» MATERIAL SHOWN:
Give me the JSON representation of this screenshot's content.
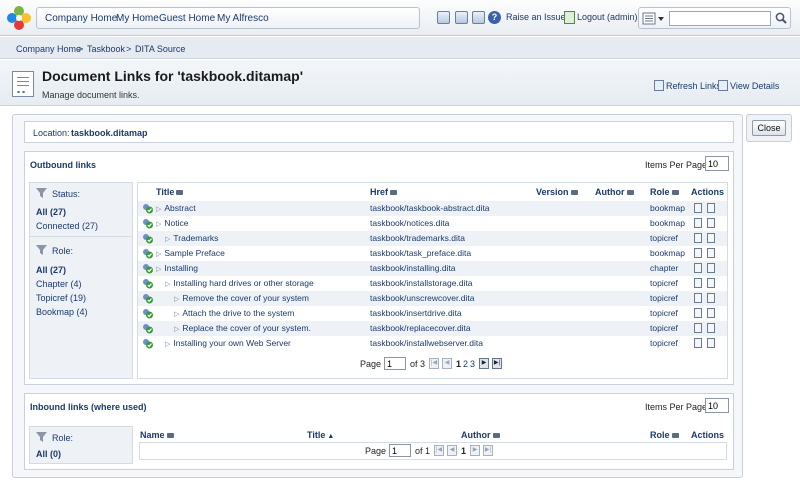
{
  "topbar": {
    "nav": [
      "Company Home",
      "My Home",
      "Guest Home",
      "My Alfresco"
    ],
    "raise_issue": "Raise an Issue",
    "logout": "Logout (admin)",
    "search_value": ""
  },
  "breadcrumb": [
    "Company Home",
    "Taskbook",
    "DITA Source"
  ],
  "breadcrumb_sep": ">",
  "header": {
    "title": "Document Links for 'taskbook.ditamap'",
    "subtitle": "Manage document links.",
    "refresh": "Refresh Links",
    "view_details": "View Details"
  },
  "close_label": "Close",
  "location": {
    "label": "Location:",
    "value": "taskbook.ditamap"
  },
  "outbound": {
    "title": "Outbound links",
    "ipp_label": "Items Per Page",
    "ipp_value": "10",
    "status_title": "Status:",
    "status_items": [
      "All (27)",
      "Connected (27)"
    ],
    "role_title": "Role:",
    "role_items": [
      "All (27)",
      "Chapter (4)",
      "Topicref (19)",
      "Bookmap (4)"
    ],
    "columns": {
      "title": "Title",
      "href": "Href",
      "version": "Version",
      "author": "Author",
      "role": "Role",
      "actions": "Actions"
    },
    "rows": [
      {
        "title": "Abstract",
        "href": "taskbook/taskbook-abstract.dita",
        "role": "bookmap"
      },
      {
        "title": "Notice",
        "href": "taskbook/notices.dita",
        "role": "bookmap"
      },
      {
        "title": "Trademarks",
        "href": "taskbook/trademarks.dita",
        "role": "topicref"
      },
      {
        "title": "Sample Preface",
        "href": "taskbook/task_preface.dita",
        "role": "bookmap"
      },
      {
        "title": "Installing",
        "href": "taskbook/installing.dita",
        "role": "chapter"
      },
      {
        "title": "Installing hard drives or other storage",
        "href": "taskbook/installstorage.dita",
        "role": "topicref"
      },
      {
        "title": "Remove the cover of your system",
        "href": "taskbook/unscrewcover.dita",
        "role": "topicref"
      },
      {
        "title": "Attach the drive to the system",
        "href": "taskbook/insertdrive.dita",
        "role": "topicref"
      },
      {
        "title": "Replace the cover of your system.",
        "href": "taskbook/replacecover.dita",
        "role": "topicref"
      },
      {
        "title": "Installing your own Web Server",
        "href": "taskbook/installwebserver.dita",
        "role": "topicref"
      }
    ],
    "pager": {
      "page_label": "Page",
      "page_value": "1",
      "of_label": "of 3",
      "pages": [
        "1",
        "2",
        "3"
      ]
    }
  },
  "inbound": {
    "title": "Inbound links (where used)",
    "ipp_label": "Items Per Page",
    "ipp_value": "10",
    "role_title": "Role:",
    "role_items": [
      "All (0)"
    ],
    "columns": {
      "name": "Name",
      "title": "Title",
      "author": "Author",
      "role": "Role",
      "actions": "Actions"
    },
    "pager": {
      "page_label": "Page",
      "page_value": "1",
      "of_label": "of 1"
    }
  }
}
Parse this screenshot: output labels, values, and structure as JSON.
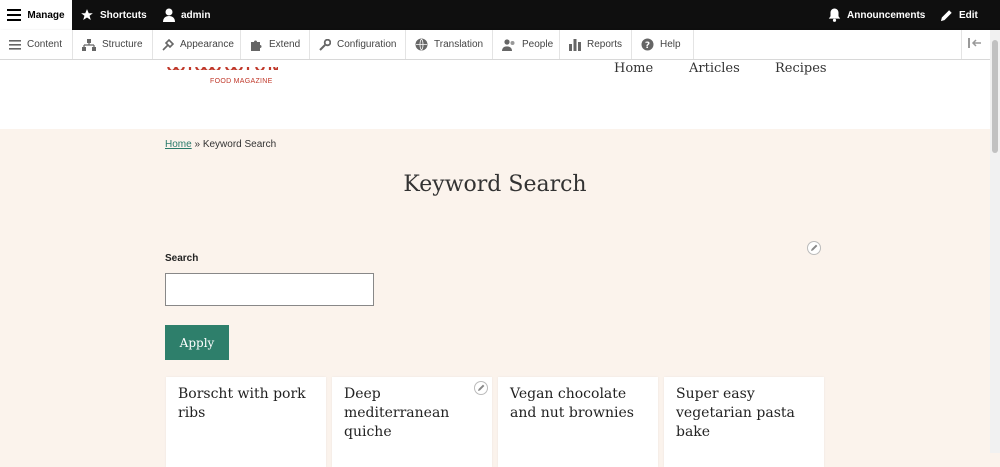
{
  "toolbar": {
    "manage_label": "Manage",
    "shortcuts_label": "Shortcuts",
    "user_label": "admin",
    "announcements_label": "Announcements",
    "edit_label": "Edit"
  },
  "admin_menu": {
    "items": [
      {
        "label": "Content",
        "icon": "content-icon"
      },
      {
        "label": "Structure",
        "icon": "structure-icon"
      },
      {
        "label": "Appearance",
        "icon": "appearance-icon"
      },
      {
        "label": "Extend",
        "icon": "extend-icon"
      },
      {
        "label": "Configuration",
        "icon": "configuration-icon"
      },
      {
        "label": "Translation",
        "icon": "translation-icon"
      },
      {
        "label": "People",
        "icon": "people-icon"
      },
      {
        "label": "Reports",
        "icon": "reports-icon"
      },
      {
        "label": "Help",
        "icon": "help-icon"
      }
    ]
  },
  "site": {
    "logo_subtitle": "FOOD MAGAZINE",
    "nav": [
      "Home",
      "Articles",
      "Recipes"
    ]
  },
  "breadcrumb": {
    "home": "Home",
    "separator": "»",
    "current": "Keyword Search"
  },
  "page": {
    "title": "Keyword Search"
  },
  "search": {
    "label": "Search",
    "value": "",
    "placeholder": "",
    "apply_label": "Apply"
  },
  "cards": [
    {
      "title": "Borscht with pork ribs"
    },
    {
      "title": "Deep mediterranean quiche"
    },
    {
      "title": "Vegan chocolate and nut brownies"
    },
    {
      "title": "Super easy vegetarian pasta bake"
    }
  ],
  "colors": {
    "toolbar_bg": "#0f0f0f",
    "accent": "#2e7f6b",
    "brand": "#c0392b",
    "page_bg": "#fbf3ec"
  }
}
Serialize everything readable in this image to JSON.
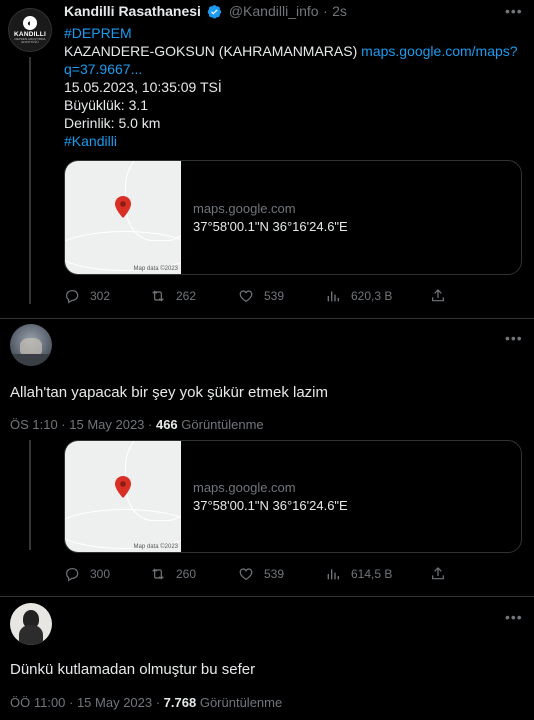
{
  "main_tweet": {
    "author_name": "Kandilli Rasathanesi",
    "handle": "@Kandilli_info",
    "separator": "·",
    "time_ago": "2s",
    "avatar_logo_text": "KANDILLI",
    "avatar_logo_sub": "DEPREM ARAŞTIRMA ENSTİTÜSÜ",
    "hashtag_deprem": "#DEPREM",
    "location_text": "KAZANDERE-GOKSUN (KAHRAMANMARAS)",
    "link_part1": "maps.google.com/maps?",
    "link_part2": "q=37.9667...",
    "datetime": "15.05.2023, 10:35:09 TSİ",
    "magnitude": "Büyüklük: 3.1",
    "depth": "Derinlik: 5.0 km",
    "hashtag_kandilli": "#Kandilli",
    "card": {
      "domain": "maps.google.com",
      "title": "37°58'00.1\"N 36°16'24.6\"E",
      "map_credit": "Map data ©2023"
    },
    "actions": {
      "replies": "302",
      "retweets": "262",
      "likes": "539",
      "views": "620,3 B"
    }
  },
  "reply1": {
    "text": "Allah'tan yapacak bir şey yok şükür etmek lazim",
    "timestamp": "ÖS 1:10 · 15 May 2023 · ",
    "views_count": "466",
    "views_label": " Görüntülenme",
    "card": {
      "domain": "maps.google.com",
      "title": "37°58'00.1\"N 36°16'24.6\"E",
      "map_credit": "Map data ©2023"
    },
    "actions": {
      "replies": "300",
      "retweets": "260",
      "likes": "539",
      "views": "614,5 B"
    }
  },
  "reply2": {
    "text": "Dünkü kutlamadan olmuştur bu sefer",
    "timestamp": "ÖÖ 11:00 · 15 May 2023 · ",
    "views_count": "7.768",
    "views_label": " Görüntülenme"
  },
  "colors": {
    "accent": "#1d9bf0",
    "background": "#000000",
    "muted": "#71767b",
    "text": "#e7e9ea"
  },
  "icons": [
    "verified-badge-icon",
    "more-icon",
    "reply-icon",
    "retweet-icon",
    "like-icon",
    "views-icon",
    "share-icon",
    "map-pin-icon"
  ]
}
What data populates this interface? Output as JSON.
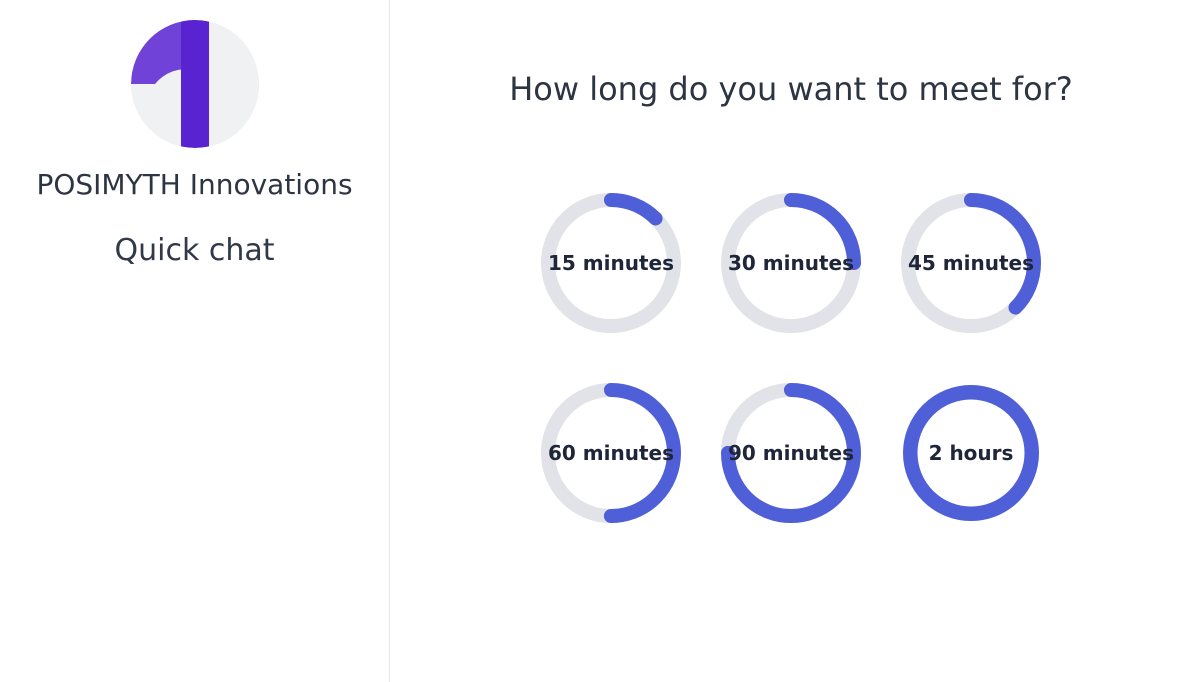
{
  "sidebar": {
    "brand_name": "POSIMYTH Innovations",
    "subtitle": "Quick chat"
  },
  "main": {
    "heading": "How long do you want to meet for?"
  },
  "colors": {
    "accent": "#4e5fd7",
    "track": "#e1e3e8",
    "text": "#2d3442",
    "logo_purple": "#5a23d1",
    "logo_teal": "#5fc2aa"
  },
  "durations": [
    {
      "label": "15 minutes",
      "fraction": 0.125,
      "double_ring": false
    },
    {
      "label": "30 minutes",
      "fraction": 0.25,
      "double_ring": false
    },
    {
      "label": "45 minutes",
      "fraction": 0.375,
      "double_ring": false
    },
    {
      "label": "60 minutes",
      "fraction": 0.5,
      "double_ring": false
    },
    {
      "label": "90 minutes",
      "fraction": 0.75,
      "double_ring": false
    },
    {
      "label": "2 hours",
      "fraction": 1.0,
      "double_ring": true
    }
  ]
}
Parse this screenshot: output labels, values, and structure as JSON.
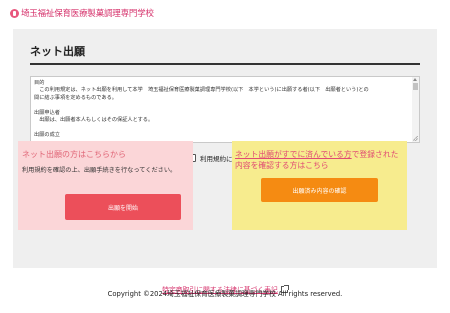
{
  "header": {
    "site_name": "埼玉福祉保育医療製菓調理専門学校"
  },
  "page": {
    "title": "ネット出願"
  },
  "terms": {
    "lines": [
      "目的",
      "　この利用規定は、ネット出願を利用して本学　埼玉福祉保育医療製菓調理専門学校(以下　本学という)に出願する者(以下　出願者という)との",
      "間に結ぶ事項を定めるものである。",
      "",
      "出願申込者",
      "　出願は、出願者本人もしくはその保証人とする。",
      "",
      "出願の成立"
    ]
  },
  "agree": {
    "label": "利用規約に同意する",
    "checked": false
  },
  "apply_card": {
    "title": "ネット出願の方はこちらから",
    "description": "利用規約を確認の上、出願手続きを行なってください。",
    "button_label": "出願を開始"
  },
  "confirm_card": {
    "title_link": "ネット出願がすでに済んでいる方",
    "title_rest": "で登録された内容を確認する方はこちら",
    "button_label": "出願済み内容の確認"
  },
  "footer": {
    "law_link": "特定商取引に関する法律に基づく表記",
    "copyright": "Copyright ©2024埼玉福祉保育医療製菓調理専門学校 All rights reserved."
  },
  "colors": {
    "brand_pink": "#d6336c",
    "apply_card_bg": "#fbd6d8",
    "apply_button": "#ec4f5a",
    "confirm_card_bg": "#f7ec8e",
    "confirm_button": "#f58b12",
    "panel_bg": "#efefef"
  }
}
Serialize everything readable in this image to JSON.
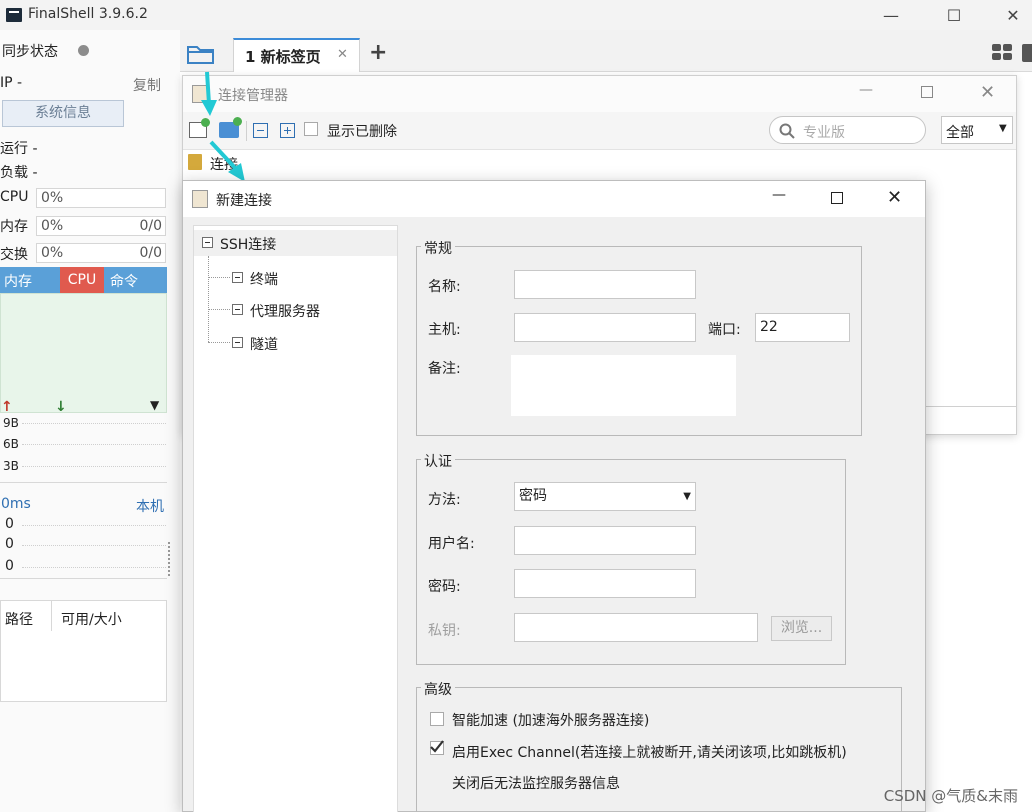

» EXERCISE DESCRIPTION:
Look through the material above and pick out each line holding the word "accent".

» FINISHED ANSWER:
    "accent": "#2e7f6b",
    "accent": "#1d9bf0",
    "accent": "#4e5fd7",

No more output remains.